• [What you have to do]: Identify every line in the records below that contains the word "name", and copy each of those lines.
* begin Supplied material *
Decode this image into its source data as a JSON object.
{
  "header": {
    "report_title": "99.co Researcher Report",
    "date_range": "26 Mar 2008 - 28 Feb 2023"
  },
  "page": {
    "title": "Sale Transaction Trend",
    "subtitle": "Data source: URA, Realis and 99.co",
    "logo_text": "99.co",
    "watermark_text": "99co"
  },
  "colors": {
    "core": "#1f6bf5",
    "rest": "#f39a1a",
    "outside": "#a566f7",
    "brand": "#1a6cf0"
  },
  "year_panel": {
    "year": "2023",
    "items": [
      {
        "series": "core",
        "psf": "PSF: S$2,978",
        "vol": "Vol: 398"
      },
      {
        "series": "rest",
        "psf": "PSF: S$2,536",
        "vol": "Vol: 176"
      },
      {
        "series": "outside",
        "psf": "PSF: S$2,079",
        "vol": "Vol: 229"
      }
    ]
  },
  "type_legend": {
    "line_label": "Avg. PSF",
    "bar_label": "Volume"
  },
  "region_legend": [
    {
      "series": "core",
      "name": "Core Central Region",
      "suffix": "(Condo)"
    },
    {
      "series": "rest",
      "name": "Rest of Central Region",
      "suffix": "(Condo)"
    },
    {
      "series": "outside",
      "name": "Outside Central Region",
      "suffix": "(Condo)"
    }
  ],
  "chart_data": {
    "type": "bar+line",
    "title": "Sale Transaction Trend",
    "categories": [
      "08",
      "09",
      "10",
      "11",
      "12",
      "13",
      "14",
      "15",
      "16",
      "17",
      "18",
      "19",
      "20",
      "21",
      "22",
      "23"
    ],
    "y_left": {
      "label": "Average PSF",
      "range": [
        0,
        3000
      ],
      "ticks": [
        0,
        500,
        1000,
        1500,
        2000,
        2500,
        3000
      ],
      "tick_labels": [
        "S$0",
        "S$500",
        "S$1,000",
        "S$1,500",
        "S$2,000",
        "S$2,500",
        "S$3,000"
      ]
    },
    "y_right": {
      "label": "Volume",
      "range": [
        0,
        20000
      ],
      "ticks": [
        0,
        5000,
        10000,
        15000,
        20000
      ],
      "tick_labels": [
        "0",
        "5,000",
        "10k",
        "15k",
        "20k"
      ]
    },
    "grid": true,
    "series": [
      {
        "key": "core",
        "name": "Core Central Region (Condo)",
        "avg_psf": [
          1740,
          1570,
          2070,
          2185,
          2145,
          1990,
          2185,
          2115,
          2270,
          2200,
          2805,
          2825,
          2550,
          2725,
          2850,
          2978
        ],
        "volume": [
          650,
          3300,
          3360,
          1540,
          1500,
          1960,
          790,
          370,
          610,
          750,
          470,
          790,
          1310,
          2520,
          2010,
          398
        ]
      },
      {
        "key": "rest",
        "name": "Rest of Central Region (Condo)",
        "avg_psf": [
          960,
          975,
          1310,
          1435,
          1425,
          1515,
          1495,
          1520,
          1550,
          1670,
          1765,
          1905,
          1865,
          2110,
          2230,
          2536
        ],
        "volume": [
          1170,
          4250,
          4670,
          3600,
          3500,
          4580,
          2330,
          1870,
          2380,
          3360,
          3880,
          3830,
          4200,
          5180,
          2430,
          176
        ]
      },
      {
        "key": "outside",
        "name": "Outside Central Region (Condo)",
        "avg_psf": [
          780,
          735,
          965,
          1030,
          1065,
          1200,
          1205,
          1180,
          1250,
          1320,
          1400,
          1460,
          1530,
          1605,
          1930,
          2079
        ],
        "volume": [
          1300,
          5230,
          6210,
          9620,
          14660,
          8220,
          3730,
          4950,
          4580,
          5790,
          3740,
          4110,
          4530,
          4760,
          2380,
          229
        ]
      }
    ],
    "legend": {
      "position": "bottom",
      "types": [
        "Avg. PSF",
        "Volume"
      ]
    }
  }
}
* end Supplied material *
• [Response to this exercise]:
      "name": "Core Central Region",
      "name": "Rest of Central Region",
      "name": "Outside Central Region",
        "name": "Core Central Region (Condo)",
        "name": "Rest of Central Region (Condo)",
        "name": "Outside Central Region (Condo)",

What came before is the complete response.